WRITTEN REQUEST -> Extract, from the listing that follows, each line containing the word "difference".

☆ ☆ ☆

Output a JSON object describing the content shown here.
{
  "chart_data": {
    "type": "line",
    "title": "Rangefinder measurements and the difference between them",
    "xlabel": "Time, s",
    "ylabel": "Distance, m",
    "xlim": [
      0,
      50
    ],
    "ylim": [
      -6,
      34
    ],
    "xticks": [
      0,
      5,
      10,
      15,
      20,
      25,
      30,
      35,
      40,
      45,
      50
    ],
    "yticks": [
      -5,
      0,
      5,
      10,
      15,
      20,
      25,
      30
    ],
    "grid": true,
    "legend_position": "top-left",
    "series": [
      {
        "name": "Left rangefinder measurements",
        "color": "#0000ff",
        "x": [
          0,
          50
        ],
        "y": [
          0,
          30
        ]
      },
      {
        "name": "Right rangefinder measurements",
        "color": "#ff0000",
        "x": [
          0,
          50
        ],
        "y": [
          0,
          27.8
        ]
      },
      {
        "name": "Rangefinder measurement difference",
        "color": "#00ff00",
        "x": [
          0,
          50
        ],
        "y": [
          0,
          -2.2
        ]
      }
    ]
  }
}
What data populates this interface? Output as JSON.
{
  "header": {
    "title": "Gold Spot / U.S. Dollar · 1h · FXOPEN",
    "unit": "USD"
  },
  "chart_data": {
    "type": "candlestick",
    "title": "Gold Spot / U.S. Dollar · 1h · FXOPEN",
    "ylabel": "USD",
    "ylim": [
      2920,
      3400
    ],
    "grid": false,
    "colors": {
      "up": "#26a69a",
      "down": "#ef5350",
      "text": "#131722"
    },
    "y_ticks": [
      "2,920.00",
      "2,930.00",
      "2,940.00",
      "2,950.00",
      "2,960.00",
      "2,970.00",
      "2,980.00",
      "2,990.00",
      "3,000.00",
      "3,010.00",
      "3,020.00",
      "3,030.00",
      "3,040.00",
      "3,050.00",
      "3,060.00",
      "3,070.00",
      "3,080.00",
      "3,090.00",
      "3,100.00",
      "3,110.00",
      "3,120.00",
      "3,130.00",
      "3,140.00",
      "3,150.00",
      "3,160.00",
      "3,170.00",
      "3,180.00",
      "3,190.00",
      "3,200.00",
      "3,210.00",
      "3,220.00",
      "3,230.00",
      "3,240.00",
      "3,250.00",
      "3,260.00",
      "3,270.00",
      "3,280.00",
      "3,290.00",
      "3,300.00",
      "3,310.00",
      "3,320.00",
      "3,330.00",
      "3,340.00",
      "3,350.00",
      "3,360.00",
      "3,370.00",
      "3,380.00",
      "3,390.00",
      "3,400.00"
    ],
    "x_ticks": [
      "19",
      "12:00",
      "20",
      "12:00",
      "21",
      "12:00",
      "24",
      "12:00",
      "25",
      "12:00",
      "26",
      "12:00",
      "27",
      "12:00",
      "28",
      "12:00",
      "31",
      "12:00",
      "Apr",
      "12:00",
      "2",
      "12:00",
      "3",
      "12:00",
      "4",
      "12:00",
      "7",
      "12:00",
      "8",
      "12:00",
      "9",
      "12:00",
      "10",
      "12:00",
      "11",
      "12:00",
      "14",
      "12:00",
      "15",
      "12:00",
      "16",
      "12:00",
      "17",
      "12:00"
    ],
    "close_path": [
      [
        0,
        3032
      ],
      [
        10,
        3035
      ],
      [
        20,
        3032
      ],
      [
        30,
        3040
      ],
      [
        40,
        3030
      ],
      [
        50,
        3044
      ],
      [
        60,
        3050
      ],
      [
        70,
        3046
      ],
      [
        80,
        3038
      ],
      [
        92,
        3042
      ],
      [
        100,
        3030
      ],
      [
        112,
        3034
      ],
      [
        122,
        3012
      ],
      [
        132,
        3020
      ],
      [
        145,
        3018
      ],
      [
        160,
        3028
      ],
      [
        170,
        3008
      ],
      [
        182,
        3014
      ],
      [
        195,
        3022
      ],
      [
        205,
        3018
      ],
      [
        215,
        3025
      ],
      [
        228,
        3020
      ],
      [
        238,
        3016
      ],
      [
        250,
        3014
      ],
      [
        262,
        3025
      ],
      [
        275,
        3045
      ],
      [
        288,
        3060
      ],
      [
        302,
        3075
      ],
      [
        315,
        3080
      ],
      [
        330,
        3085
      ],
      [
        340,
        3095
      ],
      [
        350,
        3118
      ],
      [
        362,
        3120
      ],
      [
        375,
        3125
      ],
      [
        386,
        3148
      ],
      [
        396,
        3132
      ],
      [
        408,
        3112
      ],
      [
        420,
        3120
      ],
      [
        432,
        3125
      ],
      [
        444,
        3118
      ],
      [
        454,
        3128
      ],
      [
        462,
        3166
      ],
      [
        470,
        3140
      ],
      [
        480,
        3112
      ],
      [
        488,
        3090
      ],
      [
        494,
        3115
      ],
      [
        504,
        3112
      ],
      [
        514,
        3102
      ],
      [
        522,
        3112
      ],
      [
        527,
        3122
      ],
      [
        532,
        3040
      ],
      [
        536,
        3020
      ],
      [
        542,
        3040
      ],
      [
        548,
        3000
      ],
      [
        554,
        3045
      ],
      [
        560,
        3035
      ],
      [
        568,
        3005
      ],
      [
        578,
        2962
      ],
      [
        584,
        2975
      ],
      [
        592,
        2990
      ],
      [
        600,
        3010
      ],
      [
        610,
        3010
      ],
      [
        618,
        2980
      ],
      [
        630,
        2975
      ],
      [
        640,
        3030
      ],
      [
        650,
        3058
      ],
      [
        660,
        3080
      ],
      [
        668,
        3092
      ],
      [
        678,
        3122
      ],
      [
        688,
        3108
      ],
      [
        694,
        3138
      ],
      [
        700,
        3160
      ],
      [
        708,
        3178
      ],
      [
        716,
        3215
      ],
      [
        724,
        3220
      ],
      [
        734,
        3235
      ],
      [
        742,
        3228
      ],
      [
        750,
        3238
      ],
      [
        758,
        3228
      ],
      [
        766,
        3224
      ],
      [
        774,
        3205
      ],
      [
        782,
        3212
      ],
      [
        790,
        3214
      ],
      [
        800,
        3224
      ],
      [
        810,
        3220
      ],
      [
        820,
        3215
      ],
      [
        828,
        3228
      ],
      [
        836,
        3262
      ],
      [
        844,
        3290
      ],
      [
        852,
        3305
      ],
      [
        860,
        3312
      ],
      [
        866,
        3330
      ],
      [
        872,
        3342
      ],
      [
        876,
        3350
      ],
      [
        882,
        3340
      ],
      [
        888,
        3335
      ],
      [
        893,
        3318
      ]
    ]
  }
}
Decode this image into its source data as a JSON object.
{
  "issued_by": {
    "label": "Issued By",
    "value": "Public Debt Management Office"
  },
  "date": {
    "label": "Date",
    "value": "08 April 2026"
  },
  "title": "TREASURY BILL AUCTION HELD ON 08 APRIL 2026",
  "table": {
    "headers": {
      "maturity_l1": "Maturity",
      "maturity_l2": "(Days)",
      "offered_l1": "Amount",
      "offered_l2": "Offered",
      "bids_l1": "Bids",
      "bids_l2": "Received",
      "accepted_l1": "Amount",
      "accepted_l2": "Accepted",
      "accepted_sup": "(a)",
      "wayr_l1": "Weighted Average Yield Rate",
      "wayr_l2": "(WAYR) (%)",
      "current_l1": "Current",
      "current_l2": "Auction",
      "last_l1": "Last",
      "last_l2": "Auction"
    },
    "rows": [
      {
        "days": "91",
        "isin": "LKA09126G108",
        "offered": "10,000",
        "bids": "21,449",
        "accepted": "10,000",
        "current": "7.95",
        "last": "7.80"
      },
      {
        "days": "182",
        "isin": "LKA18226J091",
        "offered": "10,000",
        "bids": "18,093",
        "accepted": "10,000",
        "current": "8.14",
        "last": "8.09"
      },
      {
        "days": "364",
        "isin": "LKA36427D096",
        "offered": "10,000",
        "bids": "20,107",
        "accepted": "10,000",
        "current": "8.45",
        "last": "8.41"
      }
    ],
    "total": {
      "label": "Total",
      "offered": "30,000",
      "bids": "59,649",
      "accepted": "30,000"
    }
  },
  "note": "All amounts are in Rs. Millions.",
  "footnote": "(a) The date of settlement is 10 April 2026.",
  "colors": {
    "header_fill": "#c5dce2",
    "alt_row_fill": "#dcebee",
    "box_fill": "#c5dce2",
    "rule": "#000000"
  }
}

☆ ☆ ☆

EXERCISE RESULT ->
    "title": "Rangefinder measurements and the difference between them",
        "name": "Rangefinder measurement difference",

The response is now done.